**WHAT IS NEEDED:** How many lines in this material include the string "Rincón"? Answer with the number and nothing further.

:: GIVEN INFORMATION

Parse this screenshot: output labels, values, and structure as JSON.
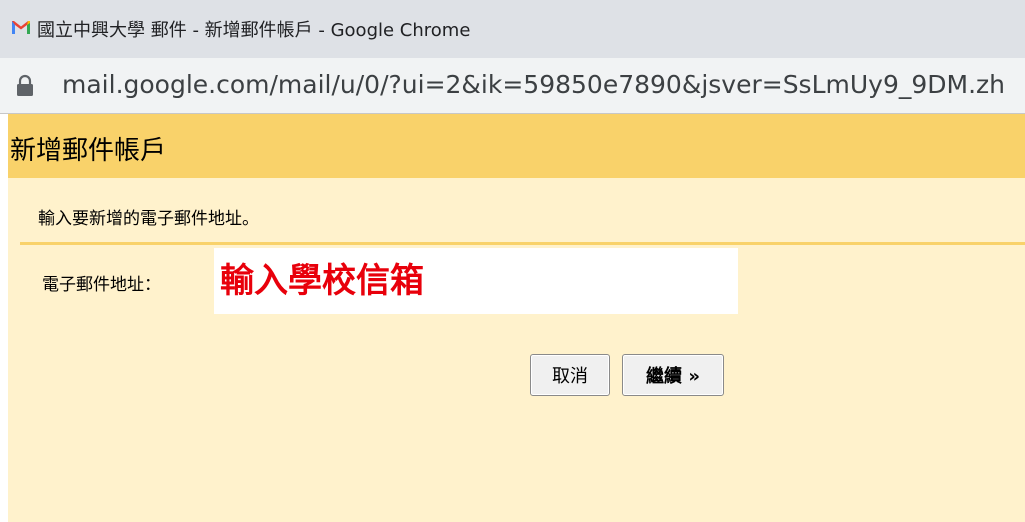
{
  "window": {
    "title": "國立中興大學 郵件 - 新增郵件帳戶 - Google Chrome",
    "app_icon": "gmail-icon"
  },
  "address_bar": {
    "url": "mail.google.com/mail/u/0/?ui=2&ik=59850e7890&jsver=SsLmUy9_9DM.zh",
    "security_icon": "lock-icon"
  },
  "dialog": {
    "title": "新增郵件帳戶",
    "instruction": "輸入要新增的電子郵件地址。",
    "email_label": "電子郵件地址：",
    "email_placeholder": "輸入學校信箱",
    "email_value": "",
    "cancel_label": "取消",
    "continue_label": "繼續 »"
  },
  "colors": {
    "header_bg": "#f9d26a",
    "page_bg": "#fff2cc",
    "placeholder_color": "#e8000b"
  }
}
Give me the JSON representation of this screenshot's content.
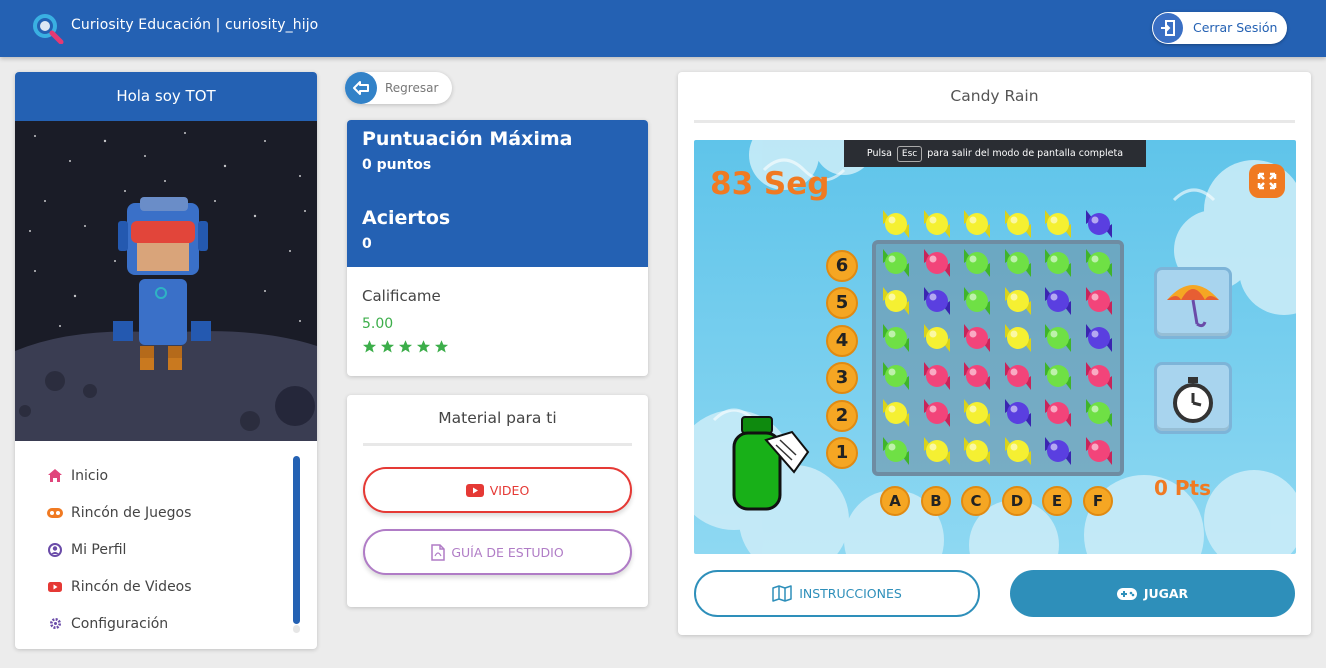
{
  "header": {
    "app_title": "Curiosity Educación | curiosity_hijo",
    "logout_label": "Cerrar Sesión"
  },
  "profile": {
    "greeting": "Hola soy TOT"
  },
  "nav": {
    "items": [
      {
        "label": "Inicio",
        "icon": "home-icon",
        "color": "#e0457b"
      },
      {
        "label": "Rincón de Juegos",
        "icon": "gamepad-icon",
        "color": "#f07a22"
      },
      {
        "label": "Mi Perfil",
        "icon": "user-circle-icon",
        "color": "#6a4ba8"
      },
      {
        "label": "Rincón de Videos",
        "icon": "youtube-icon",
        "color": "#e53935"
      },
      {
        "label": "Configuración",
        "icon": "gear-icon",
        "color": "#6a4ba8"
      }
    ]
  },
  "back": {
    "label": "Regresar"
  },
  "score": {
    "max_title": "Puntuación Máxima",
    "max_value": "0 puntos",
    "hits_title": "Aciertos",
    "hits_value": "0",
    "rate_label": "Calificame",
    "rate_value": "5.00",
    "stars": 5
  },
  "material": {
    "title": "Material para ti",
    "video_label": "VIDEO",
    "guide_label": "GUÍA DE ESTUDIO"
  },
  "game": {
    "title": "Candy Rain",
    "esc_prefix": "Pulsa",
    "esc_key": "Esc",
    "esc_suffix": "para salir del modo de pantalla completa",
    "timer": "83 Seg",
    "points": "0 Pts",
    "rows": [
      "6",
      "5",
      "4",
      "3",
      "2",
      "1"
    ],
    "cols": [
      "A",
      "B",
      "C",
      "D",
      "E",
      "F"
    ],
    "top_row": [
      "yellow",
      "yellow",
      "yellow",
      "yellow",
      "yellow",
      "blue"
    ],
    "grid": [
      [
        "green",
        "pink",
        "green",
        "green",
        "green",
        "green"
      ],
      [
        "yellow",
        "blue",
        "green",
        "yellow",
        "blue",
        "pink"
      ],
      [
        "green",
        "yellow",
        "pink",
        "yellow",
        "green",
        "blue"
      ],
      [
        "green",
        "pink",
        "pink",
        "pink",
        "green",
        "pink"
      ],
      [
        "yellow",
        "pink",
        "yellow",
        "blue",
        "pink",
        "green"
      ],
      [
        "green",
        "yellow",
        "yellow",
        "yellow",
        "blue",
        "pink"
      ]
    ],
    "instructions_label": "INSTRUCCIONES",
    "play_label": "JUGAR"
  },
  "colors": {
    "brand": "#2461b3",
    "accent_orange": "#f07a22",
    "rating_green": "#3cae4a",
    "video_red": "#e53935",
    "guide_purple": "#b07cc6",
    "play_teal": "#2e8fba"
  }
}
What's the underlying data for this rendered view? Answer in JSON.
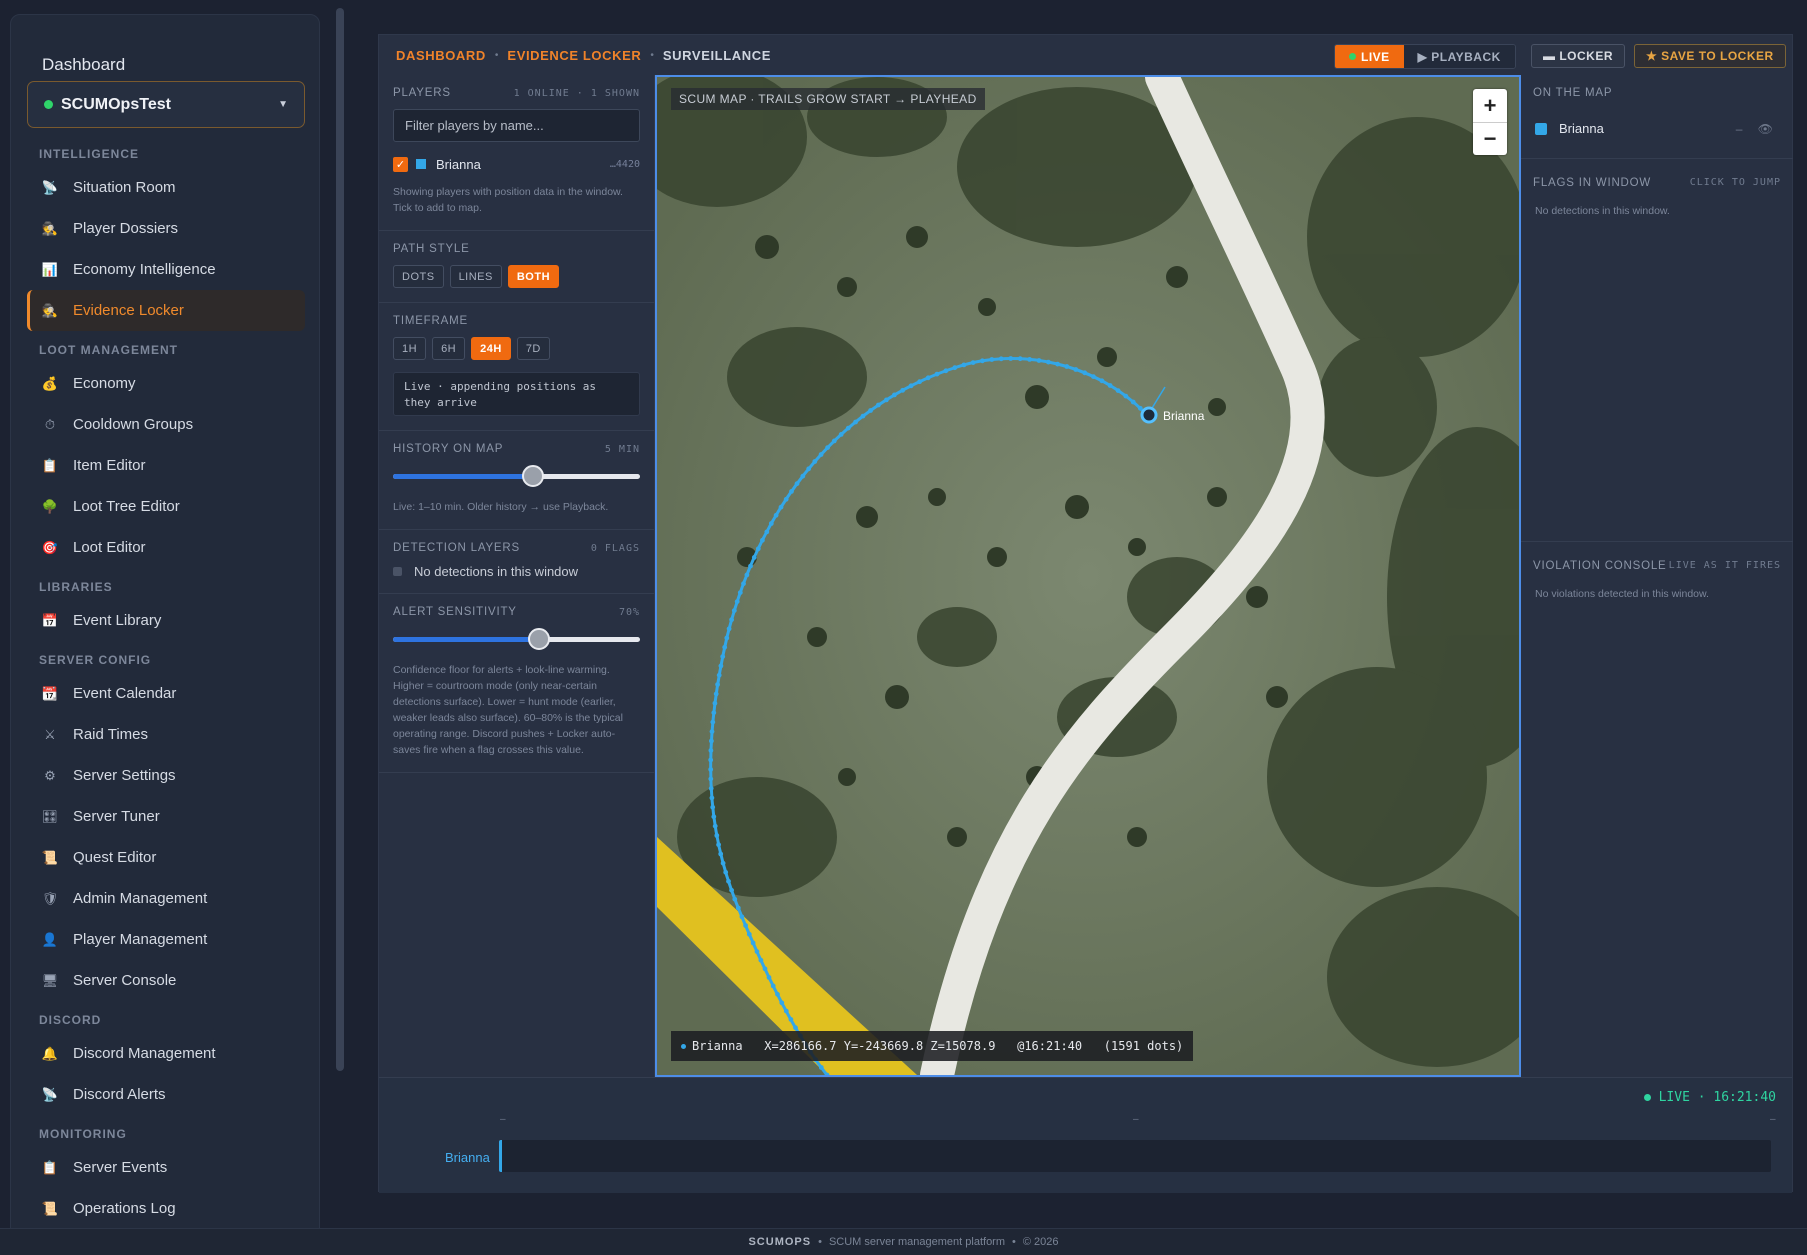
{
  "sidebar": {
    "title": "Dashboard",
    "server": "SCUMOpsTest",
    "groups": [
      {
        "label": "INTELLIGENCE",
        "items": [
          {
            "label": "Situation Room",
            "icon": "radar-icon"
          },
          {
            "label": "Player Dossiers",
            "icon": "dossier-icon"
          },
          {
            "label": "Economy Intelligence",
            "icon": "bar-chart-icon"
          },
          {
            "label": "Evidence Locker",
            "icon": "detective-icon",
            "active": true
          }
        ]
      },
      {
        "label": "LOOT MANAGEMENT",
        "items": [
          {
            "label": "Economy",
            "icon": "money-bag-icon"
          },
          {
            "label": "Cooldown Groups",
            "icon": "stopwatch-icon"
          },
          {
            "label": "Item Editor",
            "icon": "clipboard-icon"
          },
          {
            "label": "Loot Tree Editor",
            "icon": "tree-icon"
          },
          {
            "label": "Loot Editor",
            "icon": "target-icon"
          }
        ]
      },
      {
        "label": "LIBRARIES",
        "items": [
          {
            "label": "Event Library",
            "icon": "calendar-icon"
          }
        ]
      },
      {
        "label": "SERVER CONFIG",
        "items": [
          {
            "label": "Event Calendar",
            "icon": "calendar-31-icon"
          },
          {
            "label": "Raid Times",
            "icon": "crossed-swords-icon"
          },
          {
            "label": "Server Settings",
            "icon": "gear-icon"
          },
          {
            "label": "Server Tuner",
            "icon": "sliders-icon"
          },
          {
            "label": "Quest Editor",
            "icon": "scroll-icon"
          },
          {
            "label": "Admin Management",
            "icon": "shield-icon"
          },
          {
            "label": "Player Management",
            "icon": "user-icon"
          },
          {
            "label": "Server Console",
            "icon": "monitor-icon"
          }
        ]
      },
      {
        "label": "DISCORD",
        "items": [
          {
            "label": "Discord Management",
            "icon": "bell-icon"
          },
          {
            "label": "Discord Alerts",
            "icon": "satellite-icon"
          }
        ]
      },
      {
        "label": "MONITORING",
        "items": [
          {
            "label": "Server Events",
            "icon": "clipboard-icon"
          },
          {
            "label": "Operations Log",
            "icon": "scroll-icon"
          }
        ]
      }
    ]
  },
  "breadcrumb": {
    "root": "DASHBOARD",
    "section": "EVIDENCE LOCKER",
    "current": "SURVEILLANCE"
  },
  "toolbar": {
    "live": "LIVE",
    "playback": "▶ PLAYBACK",
    "locker": "▬ LOCKER",
    "save": "★ SAVE TO LOCKER"
  },
  "players": {
    "header": "PLAYERS",
    "counts": "1 ONLINE · 1 SHOWN",
    "filter_placeholder": "Filter players by name...",
    "list": [
      {
        "name": "Brianna",
        "id": "…4420",
        "color": "#33a7e8",
        "checked": true
      }
    ],
    "hint": "Showing players with position data in the window. Tick to add to map."
  },
  "path_style": {
    "header": "PATH STYLE",
    "options": [
      "DOTS",
      "LINES",
      "BOTH"
    ],
    "selected": "BOTH"
  },
  "timeframe": {
    "header": "TIMEFRAME",
    "options": [
      "1H",
      "6H",
      "24H",
      "7D"
    ],
    "selected": "24H",
    "note": "Live · appending positions as they arrive"
  },
  "history": {
    "header": "HISTORY ON MAP",
    "value_label": "5 MIN",
    "fraction": 0.65,
    "hint": "Live: 1–10 min. Older history → use Playback."
  },
  "detection": {
    "header": "DETECTION LAYERS",
    "flags": "0 FLAGS",
    "empty": "No detections in this window"
  },
  "sensitivity": {
    "header": "ALERT SENSITIVITY",
    "value_label": "70%",
    "fraction": 0.68,
    "description": "Confidence floor for alerts + look-line warming. Higher = courtroom mode (only near-certain detections surface). Lower = hunt mode (earlier, weaker leads also surface). 60–80% is the typical operating range. Discord pushes + Locker auto-saves fire when a flag crosses this value."
  },
  "map": {
    "label": "SCUM MAP · TRAILS GROW START → PLAYHEAD",
    "zoom_in": "+",
    "zoom_out": "−",
    "marker_label": "Brianna",
    "trail_color": "#33a7e8",
    "readout": "Brianna   X=286166.7 Y=-243669.8 Z=15078.9   @16:21:40   (1591 dots)"
  },
  "right": {
    "on_map_header": "ON THE MAP",
    "on_map": [
      {
        "name": "Brianna",
        "tools": "– 👁"
      }
    ],
    "flags_header": "FLAGS IN WINDOW",
    "flags_hint": "CLICK TO JUMP",
    "flags_empty": "No detections in this window.",
    "console_header": "VIOLATION CONSOLE",
    "console_hint": "LIVE AS IT FIRES",
    "console_empty": "No violations detected in this window."
  },
  "timeline": {
    "live": "LIVE · 16:21:40",
    "tick": "–",
    "player": "Brianna"
  },
  "footer": {
    "brand": "SCUMOPS",
    "tagline": "SCUM server management platform",
    "copyright": "© 2026"
  },
  "icons": {
    "glyphs": {
      "radar-icon": "📡",
      "dossier-icon": "🕵",
      "bar-chart-icon": "📊",
      "detective-icon": "🕵",
      "money-bag-icon": "💰",
      "stopwatch-icon": "⏱",
      "clipboard-icon": "📋",
      "tree-icon": "🌳",
      "target-icon": "🎯",
      "calendar-icon": "📅",
      "calendar-31-icon": "📆",
      "crossed-swords-icon": "⚔",
      "gear-icon": "⚙",
      "sliders-icon": "🎛",
      "scroll-icon": "📜",
      "shield-icon": "🛡",
      "user-icon": "👤",
      "monitor-icon": "🖥",
      "bell-icon": "🔔",
      "satellite-icon": "📡"
    }
  }
}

::::

**EXERCISE SOLUTION:** 2